#### EXERCISE REQUIREMENTS:
Copy out all of the material, matching it word for word.
'''
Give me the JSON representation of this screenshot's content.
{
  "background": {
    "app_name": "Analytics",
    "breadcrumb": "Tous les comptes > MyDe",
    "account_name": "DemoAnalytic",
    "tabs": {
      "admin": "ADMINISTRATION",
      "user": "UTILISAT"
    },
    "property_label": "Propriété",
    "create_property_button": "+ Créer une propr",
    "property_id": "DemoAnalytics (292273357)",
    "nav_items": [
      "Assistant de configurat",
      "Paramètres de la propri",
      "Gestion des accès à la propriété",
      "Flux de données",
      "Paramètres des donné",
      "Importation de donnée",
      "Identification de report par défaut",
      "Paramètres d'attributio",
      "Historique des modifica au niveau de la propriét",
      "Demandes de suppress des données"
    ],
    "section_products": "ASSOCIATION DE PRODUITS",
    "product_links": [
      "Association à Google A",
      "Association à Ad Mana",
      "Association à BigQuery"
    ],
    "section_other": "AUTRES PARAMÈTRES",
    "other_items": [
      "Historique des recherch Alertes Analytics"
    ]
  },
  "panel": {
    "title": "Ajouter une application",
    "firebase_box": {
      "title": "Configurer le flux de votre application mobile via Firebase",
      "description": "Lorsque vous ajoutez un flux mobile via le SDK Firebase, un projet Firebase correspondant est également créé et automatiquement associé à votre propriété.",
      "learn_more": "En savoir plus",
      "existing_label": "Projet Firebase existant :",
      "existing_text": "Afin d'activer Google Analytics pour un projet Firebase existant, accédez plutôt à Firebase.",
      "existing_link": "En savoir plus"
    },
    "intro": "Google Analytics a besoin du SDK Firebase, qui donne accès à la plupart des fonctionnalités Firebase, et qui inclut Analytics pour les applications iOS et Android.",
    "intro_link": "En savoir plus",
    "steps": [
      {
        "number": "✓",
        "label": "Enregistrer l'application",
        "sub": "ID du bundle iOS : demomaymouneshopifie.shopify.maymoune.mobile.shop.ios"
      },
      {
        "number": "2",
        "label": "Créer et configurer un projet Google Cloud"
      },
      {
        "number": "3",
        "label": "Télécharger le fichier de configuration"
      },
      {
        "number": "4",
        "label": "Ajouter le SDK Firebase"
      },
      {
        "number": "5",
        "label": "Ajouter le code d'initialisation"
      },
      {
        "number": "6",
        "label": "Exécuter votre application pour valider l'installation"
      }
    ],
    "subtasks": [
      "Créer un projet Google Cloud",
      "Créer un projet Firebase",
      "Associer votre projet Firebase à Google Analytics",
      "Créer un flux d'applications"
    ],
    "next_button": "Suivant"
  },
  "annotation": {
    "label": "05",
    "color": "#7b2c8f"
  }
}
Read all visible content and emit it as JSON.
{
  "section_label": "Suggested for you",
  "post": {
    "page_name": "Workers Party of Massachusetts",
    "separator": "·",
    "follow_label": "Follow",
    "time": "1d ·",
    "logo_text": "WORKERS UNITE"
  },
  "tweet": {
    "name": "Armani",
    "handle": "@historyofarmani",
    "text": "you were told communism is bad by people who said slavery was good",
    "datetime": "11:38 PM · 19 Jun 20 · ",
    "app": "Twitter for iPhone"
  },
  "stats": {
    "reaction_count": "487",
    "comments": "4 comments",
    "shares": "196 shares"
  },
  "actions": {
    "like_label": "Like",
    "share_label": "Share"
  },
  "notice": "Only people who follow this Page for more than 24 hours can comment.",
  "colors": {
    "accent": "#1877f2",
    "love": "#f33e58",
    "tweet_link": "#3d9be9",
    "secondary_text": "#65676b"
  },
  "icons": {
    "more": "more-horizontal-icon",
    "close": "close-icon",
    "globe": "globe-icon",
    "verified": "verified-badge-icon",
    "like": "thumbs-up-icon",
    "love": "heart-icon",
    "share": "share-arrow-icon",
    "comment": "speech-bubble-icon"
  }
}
'''
#### OUTPUT OF THE TASK:
Give me the JSON representation of this screenshot's content.
{
  "background": {
    "app_name": "Analytics",
    "breadcrumb": "Tous les comptes > MyDe",
    "account_name": "DemoAnalytic",
    "tabs": {
      "admin": "ADMINISTRATION",
      "user": "UTILISAT"
    },
    "property_label": "Propriété",
    "create_property_button": "+ Créer une propr",
    "property_id": "DemoAnalytics (292273357)",
    "nav_items": [
      "Assistant de configurat",
      "Paramètres de la propri",
      "Gestion des accès à la propriété",
      "Flux de données",
      "Paramètres des donné",
      "Importation de donnée",
      "Identification de report par défaut",
      "Paramètres d'attributio",
      "Historique des modifica au niveau de la propriét",
      "Demandes de suppress des données"
    ],
    "section_products": "ASSOCIATION DE PRODUITS",
    "product_links": [
      "Association à Google A",
      "Association à Ad Mana",
      "Association à BigQuery"
    ],
    "section_other": "AUTRES PARAMÈTRES",
    "other_items": [
      "Historique des recherch Alertes Analytics"
    ]
  },
  "panel": {
    "title": "Ajouter une application",
    "firebase_box": {
      "title": "Configurer le flux de votre application mobile via Firebase",
      "description": "Lorsque vous ajoutez un flux mobile via le SDK Firebase, un projet Firebase correspondant est également créé et automatiquement associé à votre propriété.",
      "learn_more": "En savoir plus",
      "existing_label": "Projet Firebase existant :",
      "existing_text": "Afin d'activer Google Analytics pour un projet Firebase existant, accédez plutôt à Firebase.",
      "existing_link": "En savoir plus"
    },
    "intro": "Google Analytics a besoin du SDK Firebase, qui donne accès à la plupart des fonctionnalités Firebase, et qui inclut Analytics pour les applications iOS et Android.",
    "intro_link": "En savoir plus",
    "steps": [
      {
        "number": "✓",
        "label": "Enregistrer l'application",
        "sub": "ID du bundle iOS : demomaymouneshopifie.shopify.maymoune.mobile.shop.ios"
      },
      {
        "number": "2",
        "label": "Créer et configurer un projet Google Cloud"
      },
      {
        "number": "3",
        "label": "Télécharger le fichier de configuration"
      },
      {
        "number": "4",
        "label": "Ajouter le SDK Firebase"
      },
      {
        "number": "5",
        "label": "Ajouter le code d'initialisation"
      },
      {
        "number": "6",
        "label": "Exécuter votre application pour valider l'installation"
      }
    ],
    "subtasks": [
      "Créer un projet Google Cloud",
      "Créer un projet Firebase",
      "Associer votre projet Firebase à Google Analytics",
      "Créer un flux d'applications"
    ],
    "next_button": "Suivant"
  },
  "annotation": {
    "label": "05",
    "color": "#7b2c8f"
  }
}
Read all visible content and emit it as JSON.
{
  "section_label": "Suggested for you",
  "post": {
    "page_name": "Workers Party of Massachusetts",
    "separator": "·",
    "follow_label": "Follow",
    "time": "1d ·",
    "logo_text": "WORKERS UNITE"
  },
  "tweet": {
    "name": "Armani",
    "handle": "@historyofarmani",
    "text": "you were told communism is bad by people who said slavery was good",
    "datetime": "11:38 PM · 19 Jun 20 · ",
    "app": "Twitter for iPhone"
  },
  "stats": {
    "reaction_count": "487",
    "comments": "4 comments",
    "shares": "196 shares"
  },
  "actions": {
    "like_label": "Like",
    "share_label": "Share"
  },
  "notice": "Only people who follow this Page for more than 24 hours can comment.",
  "colors": {
    "accent": "#1877f2",
    "love": "#f33e58",
    "tweet_link": "#3d9be9",
    "secondary_text": "#65676b"
  },
  "icons": {
    "more": "more-horizontal-icon",
    "close": "close-icon",
    "globe": "globe-icon",
    "verified": "verified-badge-icon",
    "like": "thumbs-up-icon",
    "love": "heart-icon",
    "share": "share-arrow-icon",
    "comment": "speech-bubble-icon"
  }
}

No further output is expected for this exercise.